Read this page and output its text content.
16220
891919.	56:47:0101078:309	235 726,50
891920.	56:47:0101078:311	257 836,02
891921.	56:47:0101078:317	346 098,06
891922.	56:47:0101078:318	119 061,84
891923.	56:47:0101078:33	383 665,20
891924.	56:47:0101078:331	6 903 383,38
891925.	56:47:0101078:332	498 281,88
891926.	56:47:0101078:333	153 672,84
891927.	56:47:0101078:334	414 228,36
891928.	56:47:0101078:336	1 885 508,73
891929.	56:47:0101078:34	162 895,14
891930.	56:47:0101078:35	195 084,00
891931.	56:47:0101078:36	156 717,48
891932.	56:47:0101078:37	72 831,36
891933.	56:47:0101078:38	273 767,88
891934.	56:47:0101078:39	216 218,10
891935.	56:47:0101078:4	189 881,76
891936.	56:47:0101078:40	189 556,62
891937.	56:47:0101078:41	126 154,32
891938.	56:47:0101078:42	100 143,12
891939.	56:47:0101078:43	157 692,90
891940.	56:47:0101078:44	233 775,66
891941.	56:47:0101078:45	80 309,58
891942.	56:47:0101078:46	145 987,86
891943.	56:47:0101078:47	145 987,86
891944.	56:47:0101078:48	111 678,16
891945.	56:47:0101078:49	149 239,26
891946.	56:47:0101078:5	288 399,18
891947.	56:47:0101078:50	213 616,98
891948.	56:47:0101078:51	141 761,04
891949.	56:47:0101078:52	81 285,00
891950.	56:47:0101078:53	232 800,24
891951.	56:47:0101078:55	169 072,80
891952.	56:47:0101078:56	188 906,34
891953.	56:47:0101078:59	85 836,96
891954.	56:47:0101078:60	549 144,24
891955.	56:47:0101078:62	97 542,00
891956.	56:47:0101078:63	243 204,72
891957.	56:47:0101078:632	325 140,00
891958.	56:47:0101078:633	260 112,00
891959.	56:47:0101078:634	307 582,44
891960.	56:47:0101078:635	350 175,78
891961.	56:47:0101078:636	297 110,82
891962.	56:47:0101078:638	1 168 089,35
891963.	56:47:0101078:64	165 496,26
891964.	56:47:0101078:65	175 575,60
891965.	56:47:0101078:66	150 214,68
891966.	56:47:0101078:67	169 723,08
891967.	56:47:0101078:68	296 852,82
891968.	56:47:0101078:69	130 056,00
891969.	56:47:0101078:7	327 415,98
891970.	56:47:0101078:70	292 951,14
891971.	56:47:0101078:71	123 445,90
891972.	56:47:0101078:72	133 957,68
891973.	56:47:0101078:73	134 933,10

## What you are asked to do
Transcribe the material exactly as it reads.

## Reply to the task
Read this page and output its text content.
16220
891919.	56:47:0101078:309	235 726,50
891920.	56:47:0101078:311	257 836,02
891921.	56:47:0101078:317	346 098,06
891922.	56:47:0101078:318	119 061,84
891923.	56:47:0101078:33	383 665,20
891924.	56:47:0101078:331	6 903 383,38
891925.	56:47:0101078:332	498 281,88
891926.	56:47:0101078:333	153 672,84
891927.	56:47:0101078:334	414 228,36
891928.	56:47:0101078:336	1 885 508,73
891929.	56:47:0101078:34	162 895,14
891930.	56:47:0101078:35	195 084,00
891931.	56:47:0101078:36	156 717,48
891932.	56:47:0101078:37	72 831,36
891933.	56:47:0101078:38	273 767,88
891934.	56:47:0101078:39	216 218,10
891935.	56:47:0101078:4	189 881,76
891936.	56:47:0101078:40	189 556,62
891937.	56:47:0101078:41	126 154,32
891938.	56:47:0101078:42	100 143,12
891939.	56:47:0101078:43	157 692,90
891940.	56:47:0101078:44	233 775,66
891941.	56:47:0101078:45	80 309,58
891942.	56:47:0101078:46	145 987,86
891943.	56:47:0101078:47	145 987,86
891944.	56:47:0101078:48	111 678,16
891945.	56:47:0101078:49	149 239,26
891946.	56:47:0101078:5	288 399,18
891947.	56:47:0101078:50	213 616,98
891948.	56:47:0101078:51	141 761,04
891949.	56:47:0101078:52	81 285,00
891950.	56:47:0101078:53	232 800,24
891951.	56:47:0101078:55	169 072,80
891952.	56:47:0101078:56	188 906,34
891953.	56:47:0101078:59	85 836,96
891954.	56:47:0101078:60	549 144,24
891955.	56:47:0101078:62	97 542,00
891956.	56:47:0101078:63	243 204,72
891957.	56:47:0101078:632	325 140,00
891958.	56:47:0101078:633	260 112,00
891959.	56:47:0101078:634	307 582,44
891960.	56:47:0101078:635	350 175,78
891961.	56:47:0101078:636	297 110,82
891962.	56:47:0101078:638	1 168 089,35
891963.	56:47:0101078:64	165 496,26
891964.	56:47:0101078:65	175 575,60
891965.	56:47:0101078:66	150 214,68
891966.	56:47:0101078:67	169 723,08
891967.	56:47:0101078:68	296 852,82
891968.	56:47:0101078:69	130 056,00
891969.	56:47:0101078:7	327 415,98
891970.	56:47:0101078:70	292 951,14
891971.	56:47:0101078:71	123 445,90
891972.	56:47:0101078:72	133 957,68
891973.	56:47:0101078:73	134 933,10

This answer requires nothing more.